Every record below should be printed exactly as it appears.

(Stored items)
#####
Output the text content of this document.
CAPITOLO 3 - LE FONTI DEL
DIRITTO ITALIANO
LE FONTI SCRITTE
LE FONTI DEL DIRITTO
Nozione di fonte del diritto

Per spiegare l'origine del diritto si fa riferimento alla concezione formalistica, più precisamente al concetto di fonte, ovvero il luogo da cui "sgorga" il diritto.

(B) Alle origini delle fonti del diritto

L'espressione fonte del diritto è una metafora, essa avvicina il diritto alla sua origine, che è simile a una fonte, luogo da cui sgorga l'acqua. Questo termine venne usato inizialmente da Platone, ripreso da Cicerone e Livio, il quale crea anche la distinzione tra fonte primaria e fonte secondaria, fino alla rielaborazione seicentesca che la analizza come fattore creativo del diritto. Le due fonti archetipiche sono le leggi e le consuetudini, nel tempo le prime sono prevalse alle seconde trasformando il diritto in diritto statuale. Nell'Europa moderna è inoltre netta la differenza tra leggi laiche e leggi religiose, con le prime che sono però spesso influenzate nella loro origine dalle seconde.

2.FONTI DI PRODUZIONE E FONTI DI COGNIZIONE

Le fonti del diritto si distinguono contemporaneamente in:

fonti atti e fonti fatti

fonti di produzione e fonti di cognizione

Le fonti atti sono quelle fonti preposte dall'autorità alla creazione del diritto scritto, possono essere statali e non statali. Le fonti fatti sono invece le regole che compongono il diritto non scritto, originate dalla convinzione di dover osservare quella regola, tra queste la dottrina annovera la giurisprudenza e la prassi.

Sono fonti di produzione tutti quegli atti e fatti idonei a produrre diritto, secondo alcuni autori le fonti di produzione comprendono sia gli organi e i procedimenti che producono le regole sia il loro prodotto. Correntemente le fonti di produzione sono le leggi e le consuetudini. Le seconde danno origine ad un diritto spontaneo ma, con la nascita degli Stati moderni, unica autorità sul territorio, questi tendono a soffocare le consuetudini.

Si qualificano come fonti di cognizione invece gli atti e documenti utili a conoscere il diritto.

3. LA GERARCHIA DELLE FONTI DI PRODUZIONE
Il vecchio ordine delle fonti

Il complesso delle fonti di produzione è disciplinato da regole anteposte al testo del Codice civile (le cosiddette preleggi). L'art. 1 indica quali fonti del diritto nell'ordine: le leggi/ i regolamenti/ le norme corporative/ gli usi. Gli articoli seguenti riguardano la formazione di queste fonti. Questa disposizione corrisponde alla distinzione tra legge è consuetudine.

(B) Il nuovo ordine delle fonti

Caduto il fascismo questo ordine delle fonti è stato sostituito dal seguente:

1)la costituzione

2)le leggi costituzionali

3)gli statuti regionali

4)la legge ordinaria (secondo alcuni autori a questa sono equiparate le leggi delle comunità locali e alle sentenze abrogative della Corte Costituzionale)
#####
◆ FINISHED TASK ◆
Output the text content of this document.
CAPITOLO 3 - LE FONTI DEL
DIRITTO ITALIANO
LE FONTI SCRITTE
LE FONTI DEL DIRITTO
Nozione di fonte del diritto

Per spiegare l'origine del diritto si fa riferimento alla concezione formalistica, più precisamente al concetto di fonte, ovvero il luogo da cui "sgorga" il diritto.

(B) Alle origini delle fonti del diritto

L'espressione fonte del diritto è una metafora, essa avvicina il diritto alla sua origine, che è simile a una fonte, luogo da cui sgorga l'acqua. Questo termine venne usato inizialmente da Platone, ripreso da Cicerone e Livio, il quale crea anche la distinzione tra fonte primaria e fonte secondaria, fino alla rielaborazione seicentesca che la analizza come fattore creativo del diritto. Le due fonti archetipiche sono le leggi e le consuetudini, nel tempo le prime sono prevalse alle seconde trasformando il diritto in diritto statuale. Nell'Europa moderna è inoltre netta la differenza tra leggi laiche e leggi religiose, con le prime che sono però spesso influenzate nella loro origine dalle seconde.

2.FONTI DI PRODUZIONE E FONTI DI COGNIZIONE

Le fonti del diritto si distinguono contemporaneamente in:

fonti atti e fonti fatti

fonti di produzione e fonti di cognizione

Le fonti atti sono quelle fonti preposte dall'autorità alla creazione del diritto scritto, possono essere statali e non statali. Le fonti fatti sono invece le regole che compongono il diritto non scritto, originate dalla convinzione di dover osservare quella regola, tra queste la dottrina annovera la giurisprudenza e la prassi.

Sono fonti di produzione tutti quegli atti e fatti idonei a produrre diritto, secondo alcuni autori le fonti di produzione comprendono sia gli organi e i procedimenti che producono le regole sia il loro prodotto. Correntemente le fonti di produzione sono le leggi e le consuetudini. Le seconde danno origine ad un diritto spontaneo ma, con la nascita degli Stati moderni, unica autorità sul territorio, questi tendono a soffocare le consuetudini.

Si qualificano come fonti di cognizione invece gli atti e documenti utili a conoscere il diritto.

3. LA GERARCHIA DELLE FONTI DI PRODUZIONE
Il vecchio ordine delle fonti

Il complesso delle fonti di produzione è disciplinato da regole anteposte al testo del Codice civile (le cosiddette preleggi). L'art. 1 indica quali fonti del diritto nell'ordine: le leggi/ i regolamenti/ le norme corporative/ gli usi. Gli articoli seguenti riguardano la formazione di queste fonti. Questa disposizione corrisponde alla distinzione tra legge è consuetudine.

(B) Il nuovo ordine delle fonti

Caduto il fascismo questo ordine delle fonti è stato sostituito dal seguente:

1)la costituzione

2)le leggi costituzionali

3)gli statuti regionali

4)la legge ordinaria (secondo alcuni autori a questa sono equiparate le leggi delle comunità locali e alle sentenze abrogative della Corte Costituzionale)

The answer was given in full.